**Given exercise:** Please pick out every line below that contains the string "CRFB", and copy each one; letter case counts.

**Provided data:**
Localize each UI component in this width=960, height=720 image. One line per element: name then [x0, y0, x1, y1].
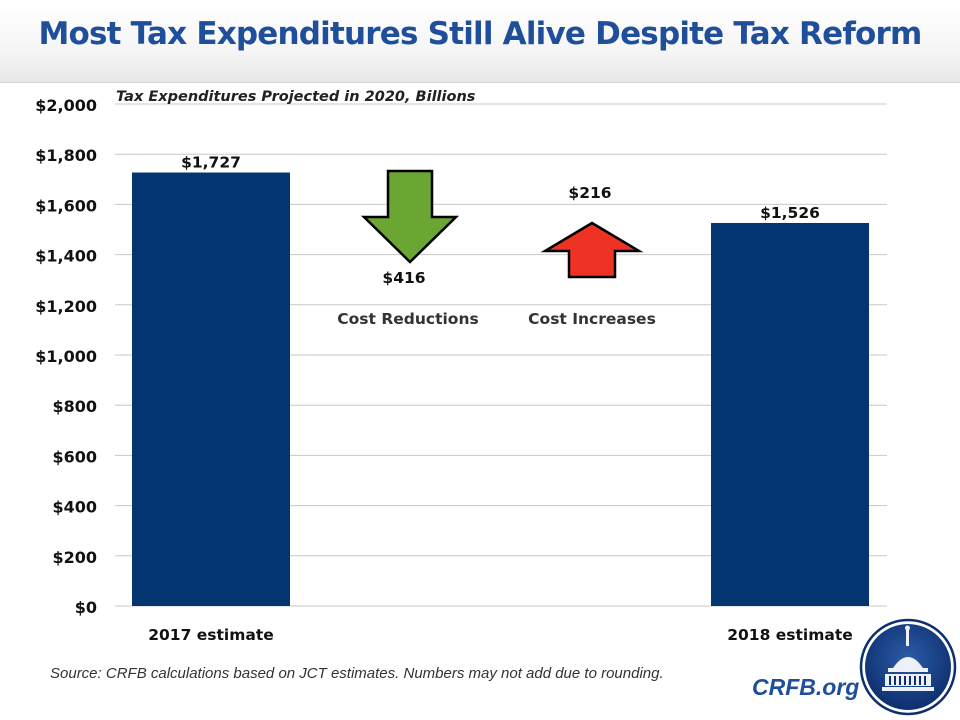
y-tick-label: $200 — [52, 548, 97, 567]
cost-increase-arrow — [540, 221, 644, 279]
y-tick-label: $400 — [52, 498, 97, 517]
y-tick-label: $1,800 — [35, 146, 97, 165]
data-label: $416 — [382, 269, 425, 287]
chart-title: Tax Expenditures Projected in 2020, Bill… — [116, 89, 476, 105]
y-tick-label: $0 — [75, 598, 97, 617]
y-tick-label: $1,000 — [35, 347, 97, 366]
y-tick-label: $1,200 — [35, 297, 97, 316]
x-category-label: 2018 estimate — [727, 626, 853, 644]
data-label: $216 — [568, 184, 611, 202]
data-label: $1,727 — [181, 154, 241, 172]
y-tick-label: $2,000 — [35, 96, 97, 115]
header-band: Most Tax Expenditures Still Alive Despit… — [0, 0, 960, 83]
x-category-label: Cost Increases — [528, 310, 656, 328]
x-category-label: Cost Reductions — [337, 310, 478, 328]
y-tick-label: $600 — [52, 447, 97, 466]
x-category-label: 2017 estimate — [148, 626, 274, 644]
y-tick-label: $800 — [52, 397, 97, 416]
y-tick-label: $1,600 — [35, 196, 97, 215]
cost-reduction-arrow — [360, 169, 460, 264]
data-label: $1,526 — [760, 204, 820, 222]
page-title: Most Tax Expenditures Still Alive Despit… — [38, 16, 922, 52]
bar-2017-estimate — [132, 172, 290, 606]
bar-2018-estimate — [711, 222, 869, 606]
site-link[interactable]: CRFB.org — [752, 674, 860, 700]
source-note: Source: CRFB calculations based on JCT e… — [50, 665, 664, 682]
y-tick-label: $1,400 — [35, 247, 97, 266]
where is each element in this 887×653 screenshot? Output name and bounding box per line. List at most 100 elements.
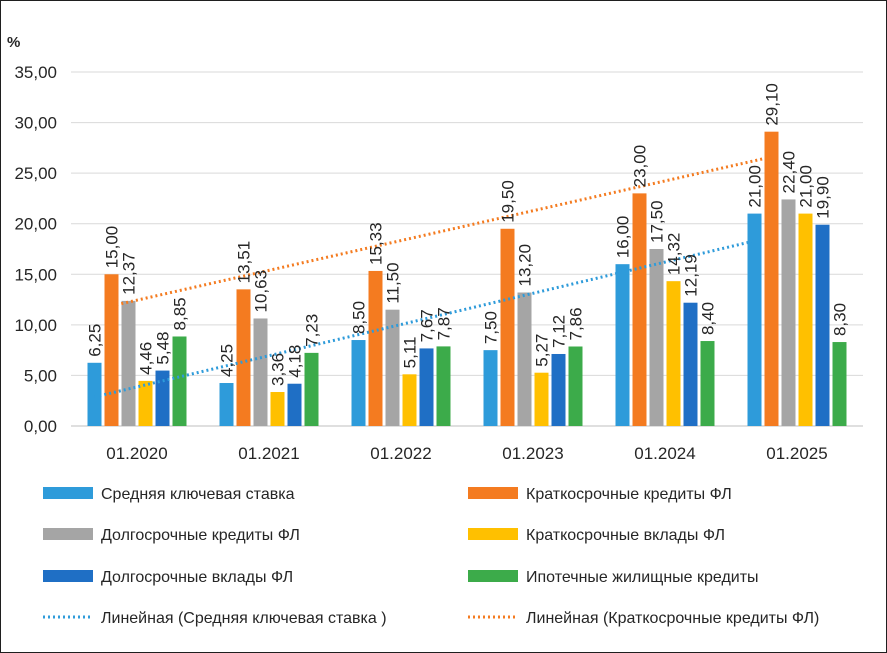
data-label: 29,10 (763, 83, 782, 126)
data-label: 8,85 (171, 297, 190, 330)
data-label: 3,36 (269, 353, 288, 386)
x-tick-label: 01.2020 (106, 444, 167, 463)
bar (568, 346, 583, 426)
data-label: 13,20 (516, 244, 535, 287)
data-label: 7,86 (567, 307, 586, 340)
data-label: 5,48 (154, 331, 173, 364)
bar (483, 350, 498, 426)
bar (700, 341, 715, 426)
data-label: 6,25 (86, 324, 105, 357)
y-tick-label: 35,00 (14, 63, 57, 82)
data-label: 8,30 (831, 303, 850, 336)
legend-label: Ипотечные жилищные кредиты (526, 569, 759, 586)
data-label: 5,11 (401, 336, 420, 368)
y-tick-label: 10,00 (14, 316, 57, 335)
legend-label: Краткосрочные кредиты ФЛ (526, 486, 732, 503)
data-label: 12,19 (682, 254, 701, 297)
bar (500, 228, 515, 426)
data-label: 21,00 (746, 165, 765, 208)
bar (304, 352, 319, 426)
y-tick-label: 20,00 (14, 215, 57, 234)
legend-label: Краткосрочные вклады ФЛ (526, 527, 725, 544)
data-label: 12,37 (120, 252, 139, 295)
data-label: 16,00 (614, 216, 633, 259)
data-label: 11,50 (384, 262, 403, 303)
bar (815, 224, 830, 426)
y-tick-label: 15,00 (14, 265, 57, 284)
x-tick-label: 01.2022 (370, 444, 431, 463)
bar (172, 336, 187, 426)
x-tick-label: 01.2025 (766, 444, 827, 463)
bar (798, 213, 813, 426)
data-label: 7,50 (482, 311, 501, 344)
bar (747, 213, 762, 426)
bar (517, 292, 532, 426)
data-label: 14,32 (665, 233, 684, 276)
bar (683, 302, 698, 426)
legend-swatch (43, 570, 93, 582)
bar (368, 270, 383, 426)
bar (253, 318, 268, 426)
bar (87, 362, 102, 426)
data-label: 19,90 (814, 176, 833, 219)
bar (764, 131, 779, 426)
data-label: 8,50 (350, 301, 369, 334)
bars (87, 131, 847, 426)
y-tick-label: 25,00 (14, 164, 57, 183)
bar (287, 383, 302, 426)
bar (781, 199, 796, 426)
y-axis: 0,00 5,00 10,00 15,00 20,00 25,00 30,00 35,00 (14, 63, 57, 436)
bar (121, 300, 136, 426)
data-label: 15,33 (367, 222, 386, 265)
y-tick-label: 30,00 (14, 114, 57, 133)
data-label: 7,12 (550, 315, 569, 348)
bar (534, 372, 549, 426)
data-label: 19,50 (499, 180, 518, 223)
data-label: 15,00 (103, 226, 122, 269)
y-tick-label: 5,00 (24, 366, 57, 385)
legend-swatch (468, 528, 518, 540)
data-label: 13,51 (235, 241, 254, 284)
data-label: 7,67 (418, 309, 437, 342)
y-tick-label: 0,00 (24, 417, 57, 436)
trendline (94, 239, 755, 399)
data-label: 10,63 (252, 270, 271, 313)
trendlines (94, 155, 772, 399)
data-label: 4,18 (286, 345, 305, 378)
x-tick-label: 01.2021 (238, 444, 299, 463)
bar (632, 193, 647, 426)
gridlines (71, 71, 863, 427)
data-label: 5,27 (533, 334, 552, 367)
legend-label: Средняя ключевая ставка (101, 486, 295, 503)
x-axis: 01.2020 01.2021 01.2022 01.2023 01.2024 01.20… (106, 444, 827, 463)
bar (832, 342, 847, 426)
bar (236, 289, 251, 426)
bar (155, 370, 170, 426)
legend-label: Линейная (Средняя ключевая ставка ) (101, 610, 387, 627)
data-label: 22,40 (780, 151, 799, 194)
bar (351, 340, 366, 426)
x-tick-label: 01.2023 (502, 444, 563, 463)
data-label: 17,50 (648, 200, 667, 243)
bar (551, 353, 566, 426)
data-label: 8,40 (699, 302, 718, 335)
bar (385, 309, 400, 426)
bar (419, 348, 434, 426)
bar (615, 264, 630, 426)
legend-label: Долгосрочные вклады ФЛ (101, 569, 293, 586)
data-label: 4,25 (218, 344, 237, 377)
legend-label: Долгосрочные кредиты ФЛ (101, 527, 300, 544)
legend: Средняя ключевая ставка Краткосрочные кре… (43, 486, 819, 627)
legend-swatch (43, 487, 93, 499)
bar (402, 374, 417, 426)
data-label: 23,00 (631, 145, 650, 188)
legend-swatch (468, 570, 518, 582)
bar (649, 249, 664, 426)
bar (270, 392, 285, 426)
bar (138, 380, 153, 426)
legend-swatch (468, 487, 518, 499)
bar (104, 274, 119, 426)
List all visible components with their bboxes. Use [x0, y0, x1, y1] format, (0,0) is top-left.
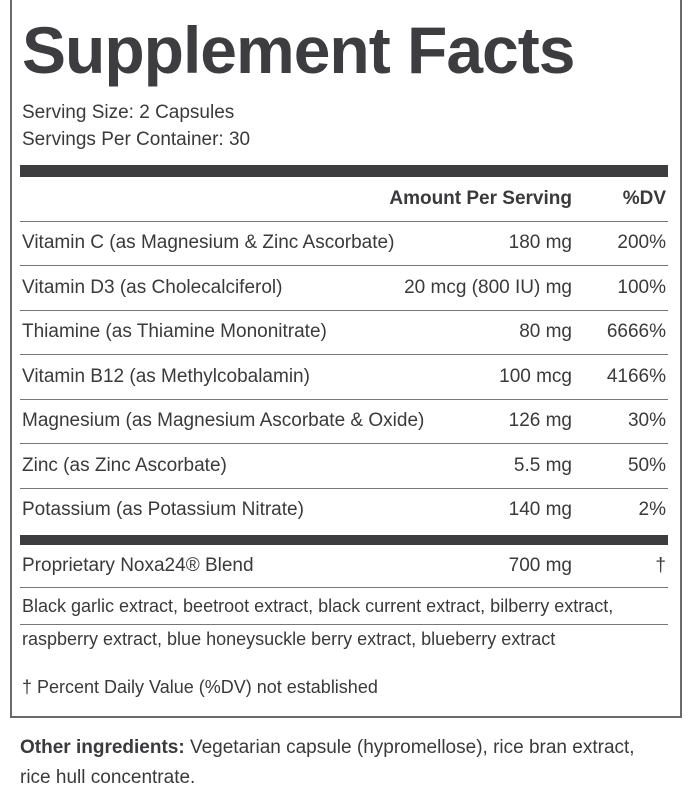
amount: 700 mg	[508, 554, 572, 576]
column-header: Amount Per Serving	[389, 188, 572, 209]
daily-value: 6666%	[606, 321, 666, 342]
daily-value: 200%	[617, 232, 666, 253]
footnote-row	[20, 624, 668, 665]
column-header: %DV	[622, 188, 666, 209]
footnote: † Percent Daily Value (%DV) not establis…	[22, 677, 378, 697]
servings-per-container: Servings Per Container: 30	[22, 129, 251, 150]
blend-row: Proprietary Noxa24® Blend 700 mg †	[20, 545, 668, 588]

**Result of this task:**
site-link[interactable]: CRFB.org — [752, 674, 860, 700]
source-note: Source: CRFB calculations based on JCT e… — [50, 665, 664, 682]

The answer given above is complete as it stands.